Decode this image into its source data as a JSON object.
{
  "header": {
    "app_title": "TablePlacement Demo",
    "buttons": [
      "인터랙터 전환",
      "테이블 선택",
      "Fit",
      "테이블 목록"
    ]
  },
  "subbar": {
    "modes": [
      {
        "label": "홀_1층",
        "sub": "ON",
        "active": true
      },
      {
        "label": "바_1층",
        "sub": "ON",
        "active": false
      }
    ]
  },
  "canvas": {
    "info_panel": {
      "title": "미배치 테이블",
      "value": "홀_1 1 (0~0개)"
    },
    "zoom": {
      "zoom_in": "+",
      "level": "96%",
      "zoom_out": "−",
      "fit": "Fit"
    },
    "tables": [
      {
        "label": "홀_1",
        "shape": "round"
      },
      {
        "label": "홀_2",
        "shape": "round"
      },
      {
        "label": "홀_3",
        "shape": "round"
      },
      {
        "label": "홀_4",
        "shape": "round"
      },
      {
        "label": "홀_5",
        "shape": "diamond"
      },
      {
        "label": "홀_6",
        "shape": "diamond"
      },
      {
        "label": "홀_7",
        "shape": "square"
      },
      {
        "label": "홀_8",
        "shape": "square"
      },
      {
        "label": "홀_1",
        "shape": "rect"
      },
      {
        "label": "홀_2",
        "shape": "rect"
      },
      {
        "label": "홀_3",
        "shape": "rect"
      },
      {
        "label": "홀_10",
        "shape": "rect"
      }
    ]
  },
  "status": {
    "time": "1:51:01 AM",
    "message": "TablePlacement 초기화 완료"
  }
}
----
§ **Short task**: Give the records above again, word for word.

§ **Completed task**:
Decode this image into its source data as a JSON object.
{
  "header": {
    "app_title": "TablePlacement Demo",
    "buttons": [
      "인터랙터 전환",
      "테이블 선택",
      "Fit",
      "테이블 목록"
    ]
  },
  "subbar": {
    "modes": [
      {
        "label": "홀_1층",
        "sub": "ON",
        "active": true
      },
      {
        "label": "바_1층",
        "sub": "ON",
        "active": false
      }
    ]
  },
  "canvas": {
    "info_panel": {
      "title": "미배치 테이블",
      "value": "홀_1 1 (0~0개)"
    },
    "zoom": {
      "zoom_in": "+",
      "level": "96%",
      "zoom_out": "−",
      "fit": "Fit"
    },
    "tables": [
      {
        "label": "홀_1",
        "shape": "round"
      },
      {
        "label": "홀_2",
        "shape": "round"
      },
      {
        "label": "홀_3",
        "shape": "round"
      },
      {
        "label": "홀_4",
        "shape": "round"
      },
      {
        "label": "홀_5",
        "shape": "diamond"
      },
      {
        "label": "홀_6",
        "shape": "diamond"
      },
      {
        "label": "홀_7",
        "shape": "square"
      },
      {
        "label": "홀_8",
        "shape": "square"
      },
      {
        "label": "홀_1",
        "shape": "rect"
      },
      {
        "label": "홀_2",
        "shape": "rect"
      },
      {
        "label": "홀_3",
        "shape": "rect"
      },
      {
        "label": "홀_10",
        "shape": "rect"
      }
    ]
  },
  "status": {
    "time": "1:51:01 AM",
    "message": "TablePlacement 초기화 완료"
  }
}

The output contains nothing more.